##### Extrait de page #####

Ce samedi, à Athlone, au cœur de l'Irlande, des milliers d'agriculteurs se sont rassemblés pour exprimer leur mécontentement face à l'accord de libre-échange entre l'Union européenne et le Mercosur. Dans un climat de tension, des pancartes telles que "Non UE-Mercosur" et "Soutien à l'agriculture irlandaise" ont été brandies sur des tracteurs ayant envahi les rues de la ville, à mi-chemin entre Dublin et Galway, suite à l'approbation européenne de l'accord.
Le gouvernement irlandais, tout comme ses homologues en France, en Hongrie, en Pologne et en Autriche, a fait part de son opposition à cet accord qui soulève de vives inquiétudes au sein de la communauté agricole. Les agriculteurs craignent en effet une arrivée massive de produits moins chers, issus de pays où les normes de qualité et de sécurité alimentaires sont moins rigoureuses. Cette crainte est particulièrement palpable dans le secteur de la viande, où l'importation de viande de bœuf à bas prix pourrait menacer les exploitations locales.

#####

■ Consigne de travail A
Les affirmations suivantes sont-elles conformes à l'extrait de page ? (i) La manifestation s'est tenue un samedi à Athlone. (ii) Le gouvernement irlandais soutient l'accord avec le Mercosur. (iii) Athlone se situe à mi-chemin entre Dublin et Cork. Répondez par oui ou non et citez les mots décisifs du texte.
■ Consigne de travail B
Modifiez l'extrait de page en reprenant le passage qui s'ouvre sur les mots contenant « Ce samedi, à » et se ferme sur « européenne de l'accord. », avec « tracteurs » remplacé par « camions ».
■ Consigne de travail C
D'après l'extrait de page, dans quel secteur la crainte des agriculteurs est-elle particulièrement palpable ?

##### Données extraites #####

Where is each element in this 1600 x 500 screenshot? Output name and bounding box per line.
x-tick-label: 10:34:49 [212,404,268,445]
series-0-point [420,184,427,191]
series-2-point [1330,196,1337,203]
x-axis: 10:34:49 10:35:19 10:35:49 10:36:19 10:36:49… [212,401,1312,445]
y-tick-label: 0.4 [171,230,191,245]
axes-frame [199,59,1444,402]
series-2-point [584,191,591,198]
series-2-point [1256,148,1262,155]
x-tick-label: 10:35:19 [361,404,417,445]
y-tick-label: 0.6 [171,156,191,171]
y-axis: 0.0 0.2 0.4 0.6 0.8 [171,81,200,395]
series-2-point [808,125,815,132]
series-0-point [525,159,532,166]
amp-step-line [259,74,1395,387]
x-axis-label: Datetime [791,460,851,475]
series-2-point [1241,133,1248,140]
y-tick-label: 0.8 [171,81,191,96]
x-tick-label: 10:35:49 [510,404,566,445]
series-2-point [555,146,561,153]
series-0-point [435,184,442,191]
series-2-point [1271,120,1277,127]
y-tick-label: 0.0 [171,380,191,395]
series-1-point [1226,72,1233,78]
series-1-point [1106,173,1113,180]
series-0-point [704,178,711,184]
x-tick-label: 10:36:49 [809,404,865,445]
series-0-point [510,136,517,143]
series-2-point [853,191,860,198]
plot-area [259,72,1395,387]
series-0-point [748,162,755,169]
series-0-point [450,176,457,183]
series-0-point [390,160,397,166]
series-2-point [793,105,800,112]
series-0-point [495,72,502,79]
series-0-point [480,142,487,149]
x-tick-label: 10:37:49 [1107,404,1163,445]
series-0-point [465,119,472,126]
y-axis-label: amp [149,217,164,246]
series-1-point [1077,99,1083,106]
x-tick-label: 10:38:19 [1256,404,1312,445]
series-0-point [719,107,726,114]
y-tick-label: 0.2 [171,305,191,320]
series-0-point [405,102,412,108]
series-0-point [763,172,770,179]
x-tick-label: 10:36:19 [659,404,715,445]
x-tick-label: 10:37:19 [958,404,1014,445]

#####

■ Solution proposée A
(i) Oui : « Ce samedi, à Athlone, au cœur de l'Irlande ».
(ii) Non : « Le gouvernement irlandais, tout comme ses homologues en France, en Hongrie, en Pologne et en Autriche, a fait part de son opposition à cet accord ».
(iii) Non : « à mi-chemin entre Dublin et Galway ».

■ Solution proposée B
Ce samedi, à Athlone, au cœur de l'Irlande, des milliers d'agriculteurs se sont rassemblés pour exprimer leur mécontentement face à l'accord de libre-échange entre l'Union européenne et le Mercosur. Dans un climat de tension, des pancartes telles que "Non UE-Mercosur" et "Soutien à l'agriculture irlandaise" ont été brandies sur des camions ayant envahi les rues de la ville, à mi-chemin entre Dublin et Galway, suite à l'approbation européenne de l'accord.

■ Solution proposée C
Dans le secteur de la viande.